> Data for the task
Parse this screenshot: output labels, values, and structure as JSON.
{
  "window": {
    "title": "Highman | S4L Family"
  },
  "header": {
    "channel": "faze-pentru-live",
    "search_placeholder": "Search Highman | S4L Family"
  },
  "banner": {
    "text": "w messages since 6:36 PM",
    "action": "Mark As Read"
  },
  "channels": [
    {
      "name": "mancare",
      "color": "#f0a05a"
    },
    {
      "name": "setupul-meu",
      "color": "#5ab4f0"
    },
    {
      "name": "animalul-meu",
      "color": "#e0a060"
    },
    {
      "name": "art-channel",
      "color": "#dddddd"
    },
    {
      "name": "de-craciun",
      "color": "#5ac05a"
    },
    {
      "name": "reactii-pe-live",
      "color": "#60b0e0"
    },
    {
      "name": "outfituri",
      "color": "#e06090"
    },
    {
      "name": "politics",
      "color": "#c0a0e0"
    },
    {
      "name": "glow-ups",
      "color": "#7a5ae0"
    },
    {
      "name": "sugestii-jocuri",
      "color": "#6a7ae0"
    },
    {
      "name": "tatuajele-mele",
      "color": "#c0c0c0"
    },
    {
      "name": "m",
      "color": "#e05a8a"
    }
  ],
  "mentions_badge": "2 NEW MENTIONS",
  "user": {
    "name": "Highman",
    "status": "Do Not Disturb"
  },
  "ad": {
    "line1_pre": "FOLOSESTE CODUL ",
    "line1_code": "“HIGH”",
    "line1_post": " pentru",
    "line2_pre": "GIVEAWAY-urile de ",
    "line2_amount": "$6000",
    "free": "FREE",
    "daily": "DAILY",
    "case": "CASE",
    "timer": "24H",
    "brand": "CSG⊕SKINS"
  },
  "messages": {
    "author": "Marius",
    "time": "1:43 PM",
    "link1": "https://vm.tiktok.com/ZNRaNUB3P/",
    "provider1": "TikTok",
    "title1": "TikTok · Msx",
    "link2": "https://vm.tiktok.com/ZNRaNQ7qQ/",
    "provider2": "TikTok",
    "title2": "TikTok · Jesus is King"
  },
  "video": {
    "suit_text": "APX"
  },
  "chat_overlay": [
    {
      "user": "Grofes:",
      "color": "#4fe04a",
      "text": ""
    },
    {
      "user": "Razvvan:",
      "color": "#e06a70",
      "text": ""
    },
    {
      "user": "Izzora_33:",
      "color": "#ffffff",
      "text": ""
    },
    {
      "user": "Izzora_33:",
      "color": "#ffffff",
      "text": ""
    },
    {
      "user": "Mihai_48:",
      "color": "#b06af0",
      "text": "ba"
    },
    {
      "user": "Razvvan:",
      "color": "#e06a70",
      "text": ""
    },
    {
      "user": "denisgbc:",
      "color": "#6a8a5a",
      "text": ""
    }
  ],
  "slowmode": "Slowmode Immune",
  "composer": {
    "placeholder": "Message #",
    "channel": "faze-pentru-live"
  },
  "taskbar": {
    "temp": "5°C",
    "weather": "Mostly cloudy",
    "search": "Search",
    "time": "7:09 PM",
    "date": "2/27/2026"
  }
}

> Stated exercise
Gather up every line in the data above that contains the word "Family", copying each one.

> Reply
    "title": "Highman | S4L Family"
    "search_placeholder": "Search Highman | S4L Family"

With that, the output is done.